# TEXT SEGMENT:
┌──

I just bought the new 3-1/4 Triton router to mount in one of my router tables. It does now have a built in raiser so you can adjust the height above the table. I have a 2-1/4 Triton in the table now because when I was looking for a router the 3-1/4 was not adjustable from above the table. I bought the new 3-1/4 from sommerfeld tools at a wood show in October 09' at the Costa Mesa Wood show. 

They told me it has the same bolt pattern as the 2-1/4 that in there now. The only thing I would have to do is use the base plate as a template to drill a new access hole for the winder handle.


----------



## gallianp (Oct 13, 2009)

I purchased the Triton 3-1/4 from Woodcraft on suggestion from their tech person. ($179.) when it arrived it DID NOT have the raiser. Called the tech person he apologized.
The call was Friday -- he was going to talk with sales and I am now waiting (Monday) to see what they are going to do... an apology does not equal a raiser. I really tried to my info straight before ordering! Woodcraft is going to bait and which me again!!! :stop:


----------



## gallianp (Oct 13, 2009)

└──

# REQUIRED WORK:
Please continue the forum thread about the Triton router from the point where it stops.

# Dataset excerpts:
┌──

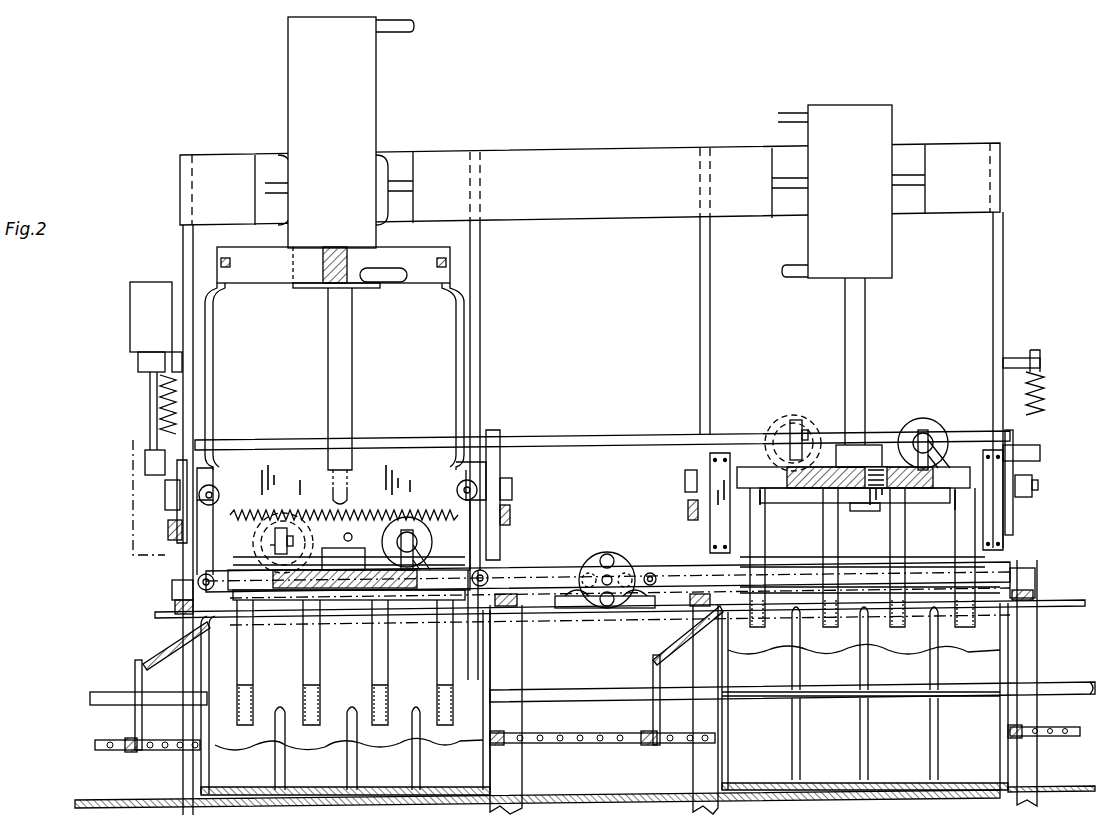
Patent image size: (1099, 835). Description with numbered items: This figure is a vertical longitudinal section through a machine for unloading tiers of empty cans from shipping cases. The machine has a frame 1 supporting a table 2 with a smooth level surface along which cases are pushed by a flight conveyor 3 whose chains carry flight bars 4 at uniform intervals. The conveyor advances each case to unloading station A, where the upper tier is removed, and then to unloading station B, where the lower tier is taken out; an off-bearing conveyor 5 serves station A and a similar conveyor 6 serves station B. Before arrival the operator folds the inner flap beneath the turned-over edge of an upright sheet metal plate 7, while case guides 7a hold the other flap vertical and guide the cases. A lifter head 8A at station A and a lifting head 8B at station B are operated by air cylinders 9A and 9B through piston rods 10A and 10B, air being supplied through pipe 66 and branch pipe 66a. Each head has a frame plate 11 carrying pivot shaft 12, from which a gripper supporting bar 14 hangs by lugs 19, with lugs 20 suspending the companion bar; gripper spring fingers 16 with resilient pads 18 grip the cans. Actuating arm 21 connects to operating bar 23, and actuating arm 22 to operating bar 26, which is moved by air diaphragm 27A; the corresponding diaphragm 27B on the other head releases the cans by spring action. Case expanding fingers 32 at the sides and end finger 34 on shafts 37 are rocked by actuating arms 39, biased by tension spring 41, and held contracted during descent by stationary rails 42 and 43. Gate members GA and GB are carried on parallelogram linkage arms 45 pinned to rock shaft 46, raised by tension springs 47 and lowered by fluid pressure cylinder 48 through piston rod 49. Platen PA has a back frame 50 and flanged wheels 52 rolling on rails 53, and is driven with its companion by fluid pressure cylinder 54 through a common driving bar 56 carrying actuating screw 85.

The frame 1 is at (35, 313).
The table 2 is at (602, 778).
The flight conveyor 3 is at (127, 170).
The flight bars 4 is at (130, 760).
The article off-bearing conveyor 5 is at (880, 590).
The article conveyor 6 is at (469, 600).
The upright sheet metal plate 7 is at (142, 724).
The case guides 7a is at (645, 678).
The lifter head 8A is at (962, 460).
The lifting head 8B is at (520, 546).
The air cylinder 9A is at (884, 247).
The air cylinder 9B is at (366, 100).
The piston rod 10A is at (853, 302).
The piston rod 10B is at (338, 357).
The frame plate 11 is at (835, 410).
The pivot shaft 12 is at (364, 590).
The gripper supporting bar 14 is at (279, 608).
The gripper spring fingers 16 is at (305, 670).
The resilient pads 18 is at (262, 728).
The lugs 19 is at (280, 608).
The lugs 20 is at (428, 598).
The actuating arm 21 is at (177, 531).
The actuating arm 22 is at (960, 380).
The operating bar 23 is at (280, 520).
The operating bar 26 is at (420, 528).
The air diaphragm or cylinder 27A is at (927, 417).
The air diaphragm 27B is at (418, 498).
The case expanding fingers 32 is at (322, 670).
The end expanding finger 34 is at (207, 666).
The actuating shafts 37 is at (200, 582).
The actuating arms 39 is at (218, 500).
The tension spring 41 is at (382, 517).
The parallel rails 42 is at (324, 402).
The stationary rails 43 is at (212, 398).
The parallelogram linkage arms 45 is at (175, 490).
The actuating rock shaft 46 is at (580, 434).
The tension springs 47 is at (156, 402).
The fluid pressure cylinder 48 is at (140, 330).
The piston rod 49 is at (154, 426).
The frame 50 is at (776, 606).
The flanged wheels 52 is at (172, 588).
The rails 53 is at (187, 612).
The fluid pressure cylinder 54 is at (614, 562).
The common driving bar 56 is at (558, 576).
The pipe 66 is at (408, 28).
The branch pipe 66a is at (792, 111).
The actuating screw 85 is at (650, 572).
The unloading station A is at (883, 385).
The unloading station B is at (373, 415).
The gate member GA is at (745, 455).
The gate member GB is at (272, 470).
The platen PA is at (996, 570).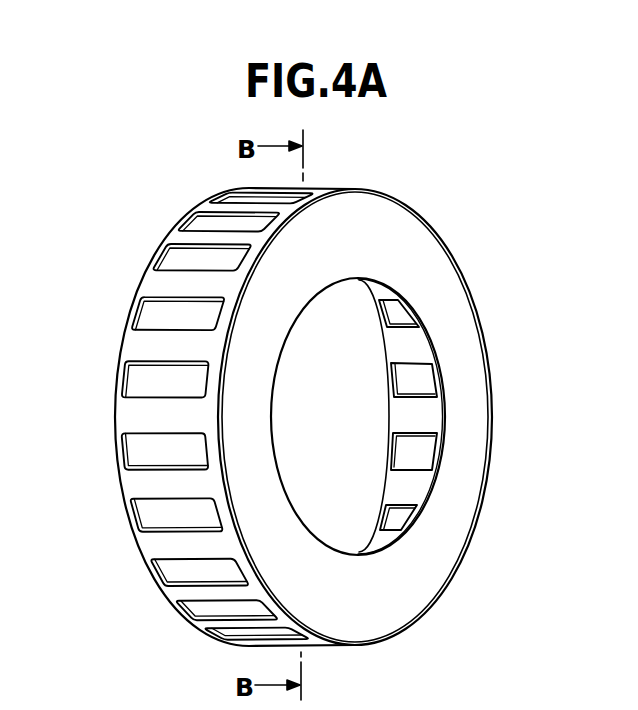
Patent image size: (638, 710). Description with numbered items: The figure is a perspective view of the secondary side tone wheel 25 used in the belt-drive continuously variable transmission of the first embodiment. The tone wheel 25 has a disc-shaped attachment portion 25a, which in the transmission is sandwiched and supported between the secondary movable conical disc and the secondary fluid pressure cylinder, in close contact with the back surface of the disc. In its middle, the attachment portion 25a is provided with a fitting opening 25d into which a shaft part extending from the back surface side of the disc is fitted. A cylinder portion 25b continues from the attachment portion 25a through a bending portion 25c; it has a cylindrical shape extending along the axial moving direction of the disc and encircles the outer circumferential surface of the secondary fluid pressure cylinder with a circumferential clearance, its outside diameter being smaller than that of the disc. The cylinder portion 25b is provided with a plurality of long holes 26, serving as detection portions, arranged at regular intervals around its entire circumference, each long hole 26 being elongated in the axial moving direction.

The secondary side tone wheel 25 is at (295, 379).
The attachment portion 25a is at (447, 280).
The cylinder portion 25b is at (163, 350).
The bending portion 25c is at (368, 190).
The fitting opening 25d is at (440, 380).
The long holes 26 is at (155, 518).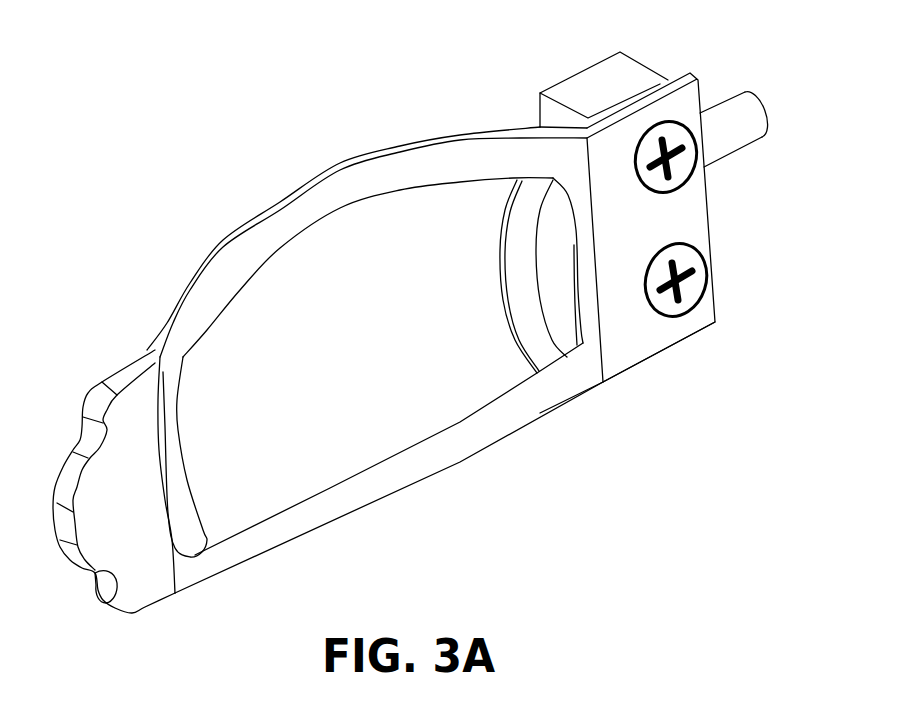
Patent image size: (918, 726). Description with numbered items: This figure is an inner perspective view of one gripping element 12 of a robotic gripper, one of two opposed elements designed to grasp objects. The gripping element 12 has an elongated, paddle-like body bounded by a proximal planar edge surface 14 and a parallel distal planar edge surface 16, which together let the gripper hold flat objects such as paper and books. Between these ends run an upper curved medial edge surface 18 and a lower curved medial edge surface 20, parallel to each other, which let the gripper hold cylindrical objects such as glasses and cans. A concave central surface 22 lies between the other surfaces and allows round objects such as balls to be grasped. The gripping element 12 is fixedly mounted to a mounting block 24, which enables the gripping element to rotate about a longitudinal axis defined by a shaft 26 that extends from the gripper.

The gripping element 12 is at (133, 211).
The proximal planar edge surface 14 is at (667, 330).
The distal planar edge surface 16 is at (143, 588).
The upper curved medial edge surface 18 is at (327, 192).
The lower curved medial edge surface 20 is at (416, 468).
The concave central surface 22 is at (348, 358).
The mounting block 24 is at (589, 86).
The shaft 26 is at (732, 145).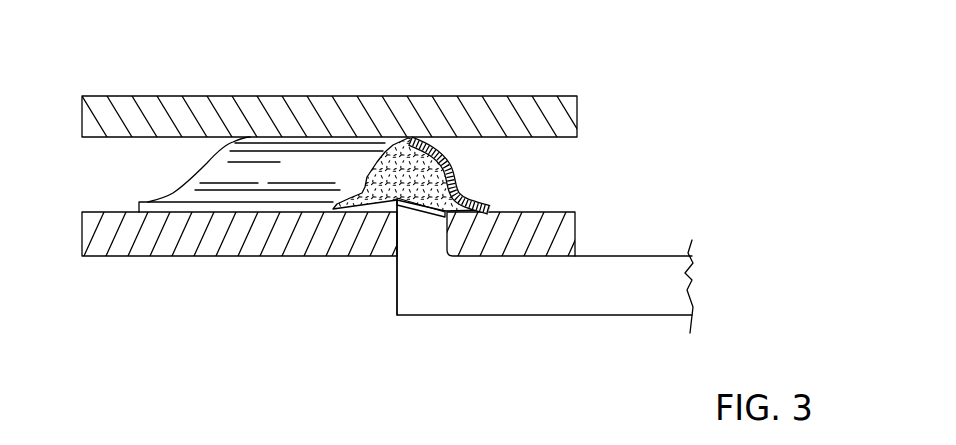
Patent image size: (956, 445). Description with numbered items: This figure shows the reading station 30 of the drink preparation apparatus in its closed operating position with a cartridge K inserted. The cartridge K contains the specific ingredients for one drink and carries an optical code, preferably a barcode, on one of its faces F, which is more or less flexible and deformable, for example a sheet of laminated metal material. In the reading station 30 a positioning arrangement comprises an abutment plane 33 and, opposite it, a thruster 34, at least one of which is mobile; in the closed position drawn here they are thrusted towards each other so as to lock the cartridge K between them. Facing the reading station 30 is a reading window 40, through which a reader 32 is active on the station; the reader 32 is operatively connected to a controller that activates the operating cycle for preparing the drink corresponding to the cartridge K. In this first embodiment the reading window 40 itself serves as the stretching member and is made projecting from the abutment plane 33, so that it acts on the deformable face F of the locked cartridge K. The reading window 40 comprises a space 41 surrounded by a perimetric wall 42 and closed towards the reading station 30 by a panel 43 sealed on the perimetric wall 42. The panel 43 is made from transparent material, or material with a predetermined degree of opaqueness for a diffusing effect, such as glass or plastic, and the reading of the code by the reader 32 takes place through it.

The reading station 30 is at (562, 61).
The reader 32 is at (609, 298).
The abutment plane 33 is at (125, 243).
The thruster 34 is at (108, 105).
The reading window 40 is at (413, 212).
The space 41 is at (450, 237).
The perimetric wall 42 is at (437, 247).
The panel 43 is at (453, 176).
The cartridge K is at (220, 167).
The face F is at (373, 208).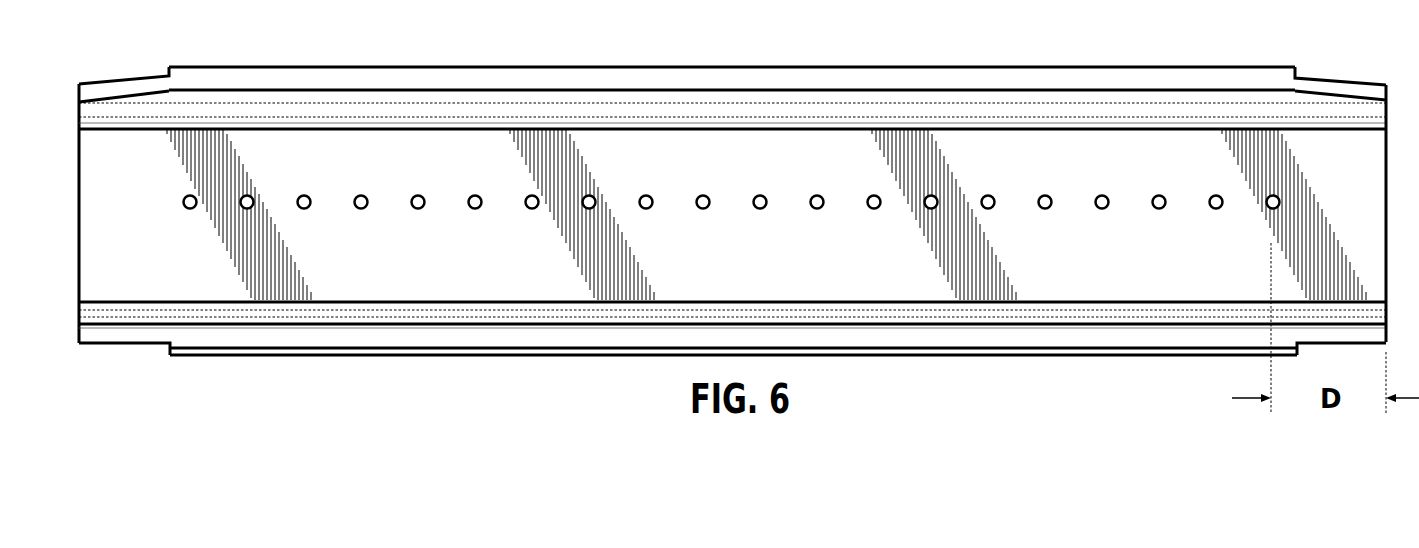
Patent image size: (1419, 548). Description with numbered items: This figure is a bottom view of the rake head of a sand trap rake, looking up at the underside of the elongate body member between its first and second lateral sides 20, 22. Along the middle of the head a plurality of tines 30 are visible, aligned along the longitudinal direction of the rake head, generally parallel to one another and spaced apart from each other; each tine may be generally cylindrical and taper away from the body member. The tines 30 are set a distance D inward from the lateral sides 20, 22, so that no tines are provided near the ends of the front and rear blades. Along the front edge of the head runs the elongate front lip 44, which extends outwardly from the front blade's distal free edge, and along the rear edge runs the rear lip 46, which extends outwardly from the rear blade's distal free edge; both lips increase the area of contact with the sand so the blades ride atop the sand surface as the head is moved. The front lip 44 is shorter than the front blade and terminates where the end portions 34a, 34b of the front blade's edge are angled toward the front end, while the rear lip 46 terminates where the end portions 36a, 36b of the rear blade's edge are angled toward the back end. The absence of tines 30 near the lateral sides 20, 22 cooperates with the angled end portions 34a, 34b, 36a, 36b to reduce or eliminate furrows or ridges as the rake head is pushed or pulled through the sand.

The first lateral side 20 is at (79, 158).
The second lateral side 22 is at (1386, 160).
The tines 30 is at (997, 202).
The angled portion of front blade distal free edge 34a is at (107, 83).
The angled portion of front blade distal free edge 34b is at (1313, 80).
The angled portion of rear blade distal free edge 36a is at (112, 345).
The angled portion of rear blade distal free edge 36b is at (1318, 344).
The front lip 44 is at (1005, 73).
The rear lip 46 is at (880, 349).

└──

# RESPONSE BELOW:
gallianp said:


> I purchased the Triton 3-1/4 from Woodcraft on suggestion from their tech person. ($179.) when it arrived it DID NOT have the raiser. Called the tech person he apologized.
> The call was Friday -- he was going to talk with sales and I am now waiting (Monday) to see what they are going to do... an apology does not equal a raiser. I really tried to my info straight before ordering! Woodcraft is going to bait and which me again!!! :stop:


I have received an email from Woodcraft! They have "done me right". New router on the way to me with above table handle. Return FedEx label also.. Check the status and it still says processing so maybe it will ship!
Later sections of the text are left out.